WHAT IS REQUIRED. All entries must be extracted exactly, with nothing added or dropped.

DATA EXTRACT.
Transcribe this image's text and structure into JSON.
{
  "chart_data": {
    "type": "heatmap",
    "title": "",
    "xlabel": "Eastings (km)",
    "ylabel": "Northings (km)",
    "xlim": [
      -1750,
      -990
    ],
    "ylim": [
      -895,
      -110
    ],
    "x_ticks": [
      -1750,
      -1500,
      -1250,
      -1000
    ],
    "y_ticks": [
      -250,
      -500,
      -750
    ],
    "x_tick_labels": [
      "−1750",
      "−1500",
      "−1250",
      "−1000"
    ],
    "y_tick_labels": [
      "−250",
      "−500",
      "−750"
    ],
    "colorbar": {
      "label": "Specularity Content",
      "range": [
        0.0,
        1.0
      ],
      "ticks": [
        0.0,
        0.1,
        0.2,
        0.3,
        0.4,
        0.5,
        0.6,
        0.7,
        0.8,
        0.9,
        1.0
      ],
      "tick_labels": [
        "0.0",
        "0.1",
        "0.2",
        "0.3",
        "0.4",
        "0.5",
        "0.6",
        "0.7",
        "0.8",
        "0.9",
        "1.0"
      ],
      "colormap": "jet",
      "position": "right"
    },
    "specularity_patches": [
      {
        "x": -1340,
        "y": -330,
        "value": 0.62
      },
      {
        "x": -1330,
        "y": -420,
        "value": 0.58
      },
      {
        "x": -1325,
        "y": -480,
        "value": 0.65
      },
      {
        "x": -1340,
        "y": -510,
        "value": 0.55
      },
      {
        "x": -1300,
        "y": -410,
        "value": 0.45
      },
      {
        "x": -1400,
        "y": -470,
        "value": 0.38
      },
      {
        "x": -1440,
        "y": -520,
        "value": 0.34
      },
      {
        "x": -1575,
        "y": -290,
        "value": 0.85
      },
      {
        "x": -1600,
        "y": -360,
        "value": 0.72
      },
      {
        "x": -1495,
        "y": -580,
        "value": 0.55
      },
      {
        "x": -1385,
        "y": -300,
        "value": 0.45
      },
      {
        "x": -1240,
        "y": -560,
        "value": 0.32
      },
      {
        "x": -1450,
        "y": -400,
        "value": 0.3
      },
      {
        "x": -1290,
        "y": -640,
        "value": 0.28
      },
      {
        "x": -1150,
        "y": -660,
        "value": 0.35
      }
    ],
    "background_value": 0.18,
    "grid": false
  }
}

THE SOLUTION.
Transcribe this image's text and structure into JSON.
{
  "chart_data": {
    "type": "heatmap",
    "title": "",
    "xlabel": "Eastings (km)",
    "ylabel": "Northings (km)",
    "xlim": [
      -1750,
      -990
    ],
    "ylim": [
      -895,
      -110
    ],
    "x_ticks": [
      -1750,
      -1500,
      -1250,
      -1000
    ],
    "y_ticks": [
      -250,
      -500,
      -750
    ],
    "x_tick_labels": [
      "−1750",
      "−1500",
      "−1250",
      "−1000"
    ],
    "y_tick_labels": [
      "−250",
      "−500",
      "−750"
    ],
    "colorbar": {
      "label": "Specularity Content",
      "range": [
        0.0,
        1.0
      ],
      "ticks": [
        0.0,
        0.1,
        0.2,
        0.3,
        0.4,
        0.5,
        0.6,
        0.7,
        0.8,
        0.9,
        1.0
      ],
      "tick_labels": [
        "0.0",
        "0.1",
        "0.2",
        "0.3",
        "0.4",
        "0.5",
        "0.6",
        "0.7",
        "0.8",
        "0.9",
        "1.0"
      ],
      "colormap": "jet",
      "position": "right"
    },
    "specularity_patches": [
      {
        "x": -1340,
        "y": -330,
        "value": 0.62
      },
      {
        "x": -1330,
        "y": -420,
        "value": 0.58
      },
      {
        "x": -1325,
        "y": -480,
        "value": 0.65
      },
      {
        "x": -1340,
        "y": -510,
        "value": 0.55
      },
      {
        "x": -1300,
        "y": -410,
        "value": 0.45
      },
      {
        "x": -1400,
        "y": -470,
        "value": 0.38
      },
      {
        "x": -1440,
        "y": -520,
        "value": 0.34
      },
      {
        "x": -1575,
        "y": -290,
        "value": 0.85
      },
      {
        "x": -1600,
        "y": -360,
        "value": 0.72
      },
      {
        "x": -1495,
        "y": -580,
        "value": 0.55
      },
      {
        "x": -1385,
        "y": -300,
        "value": 0.45
      },
      {
        "x": -1240,
        "y": -560,
        "value": 0.32
      },
      {
        "x": -1450,
        "y": -400,
        "value": 0.3
      },
      {
        "x": -1290,
        "y": -640,
        "value": 0.28
      },
      {
        "x": -1150,
        "y": -660,
        "value": 0.35
      }
    ],
    "background_value": 0.18,
    "grid": false
  }
}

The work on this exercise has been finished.